━━ Page text

Data, starter kit, and baseline reproduction
This page is a compact guide for getting started with UNOBench. It explains which repository to use for each task and links to the detailed documentation maintained in the method, challenge, and dataset repositories.
UNOBench on Hugging Face
Download RGB images, Set-of-Mark images, annotations, challenge queries, and metadata.
Open dataset READMEUNOBench Challenge example
Use the minimal runnable examples to verify query files, prediction format, and local evaluators.
Open challenge READMEUnoGrasp reproduction code
Run UnoGrasp inference and evaluation on the released synthetic small split with public checkpoints.
Open method READMEWhich repo should I use?
| Goal | Use this repo | Go to details |
|---|---|---|
| Download or inspect UNOBench files and metadata. | Hugging Face dataset repo | Dataset structure |
| Check challenge input and output format before submitting. | Challenge starter kit | Challenge quick start |
| Reproduce UnoGrasp inference and evaluation. | UnoGrasp method repo | Method quick start |
Recommended workflow
1Download the dataset
Start from the Hugging Face dataset repo. It contains the full file list, download commands, archive extraction instructions, and metadata descriptions.

━━━━
━━ Supplied data

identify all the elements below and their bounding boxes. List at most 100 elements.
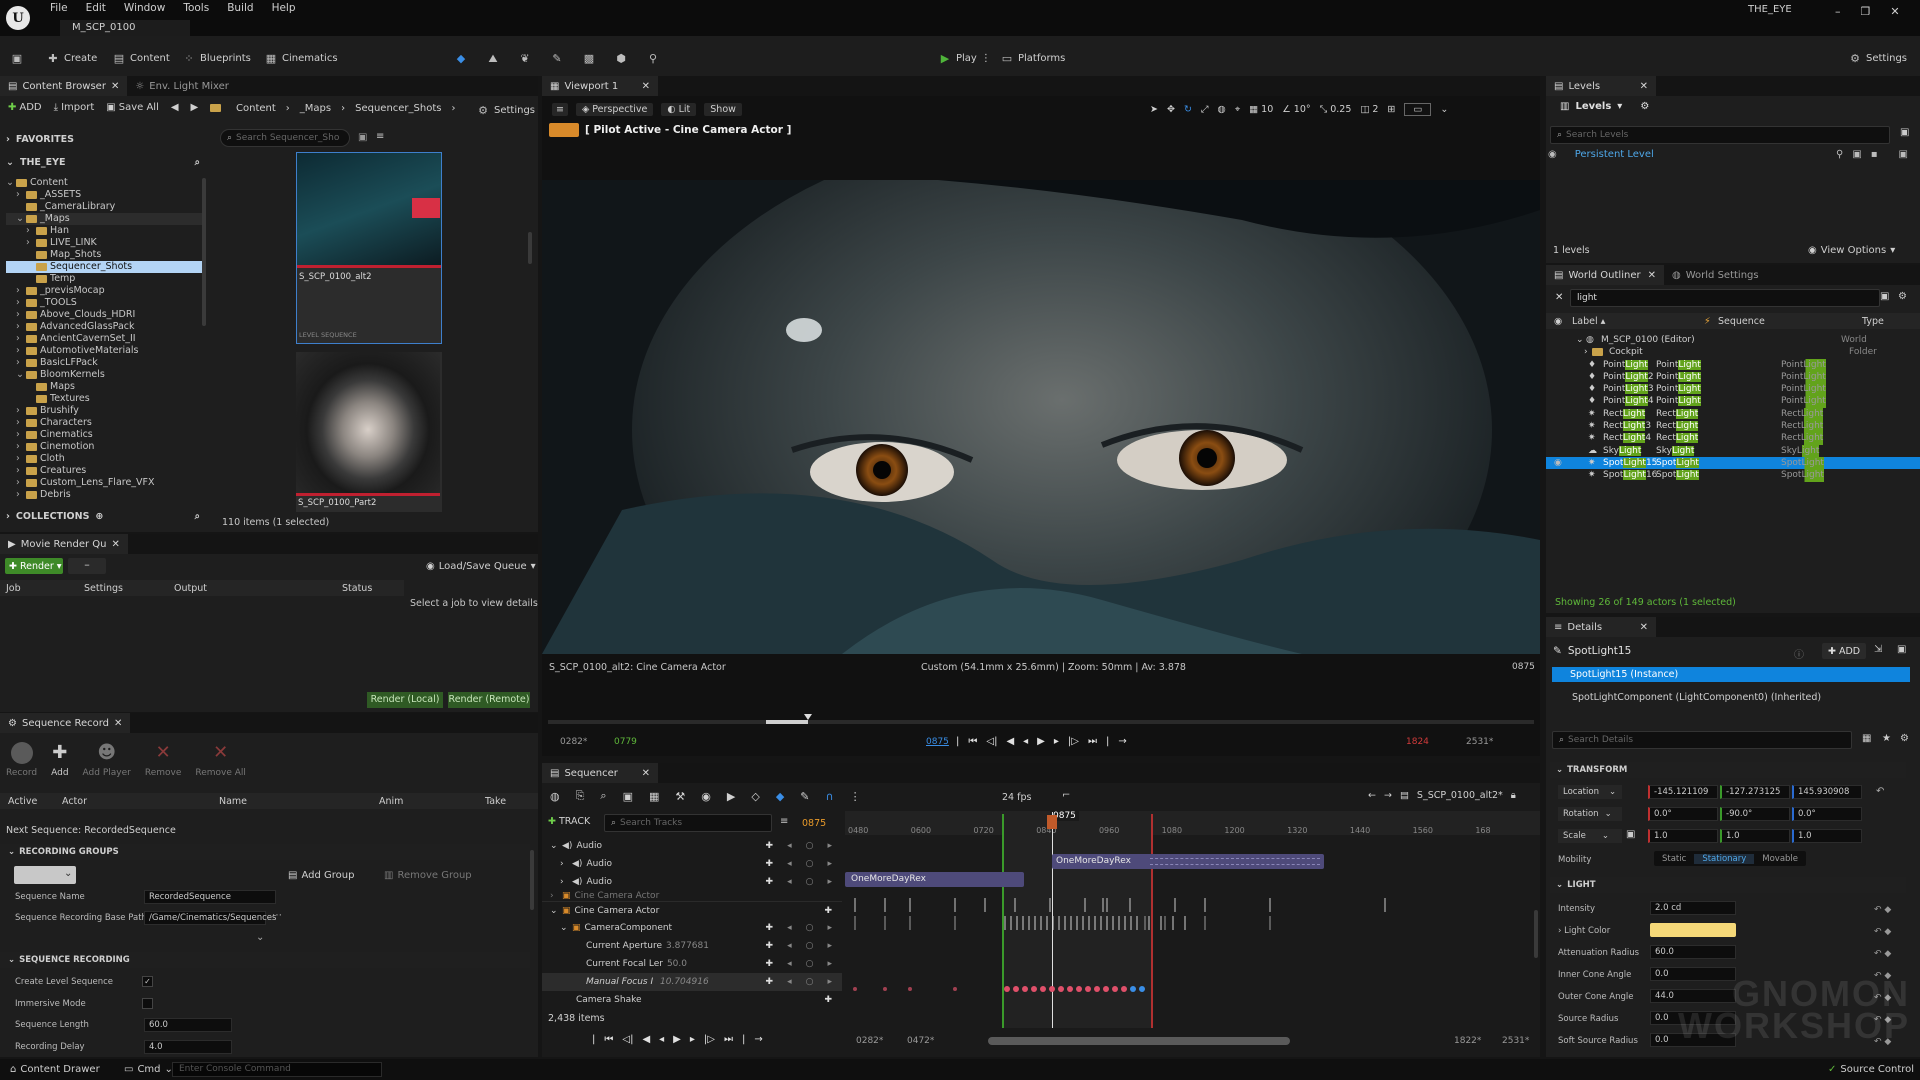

━━━━

What is asked —
Continue the UNOBench getting-started guide from the point where it stops. None of the data has any bearing on what you're asked to do.

Final answer —
hf download FBK-TeV/UNOBench \
--repo-type dataset \
--local-dir ./UNOBench/UNOBenchSyn
See full download instructions
2Choose an evaluation setting
UNOBench supports a Set-of-Mark setting and a natural-language setting. Use the challenge starter kit to understand the exact query and prediction formats.
3Run either the starter kit or the full method
For a format sanity check, run the challenge starter kit evaluators. For reproducing the released UnoGrasp results, use the method repo with the released checkpoints and the synthetic small split.
Dataset at a glance
Both evaluation settings can be used by VLM-based methods. The Set-of-Mark setting also supports non-language classical methods, graph-based reasoning, and modular robotic pipelines.
RGB / NLP input
Set-of-Mark input
Metadata
{
"index": 1992,
"image_path": "images/image_000578.png",
"som_image_path": "images_som/image_000578.png",
"image_id": 578,
"query_object": {
"obj_id": 2,
"object_name": "red and orange toy drill"
},
"target_objects": [
{
"obj_id": 3,
"object_name": "yellow detergent bottle"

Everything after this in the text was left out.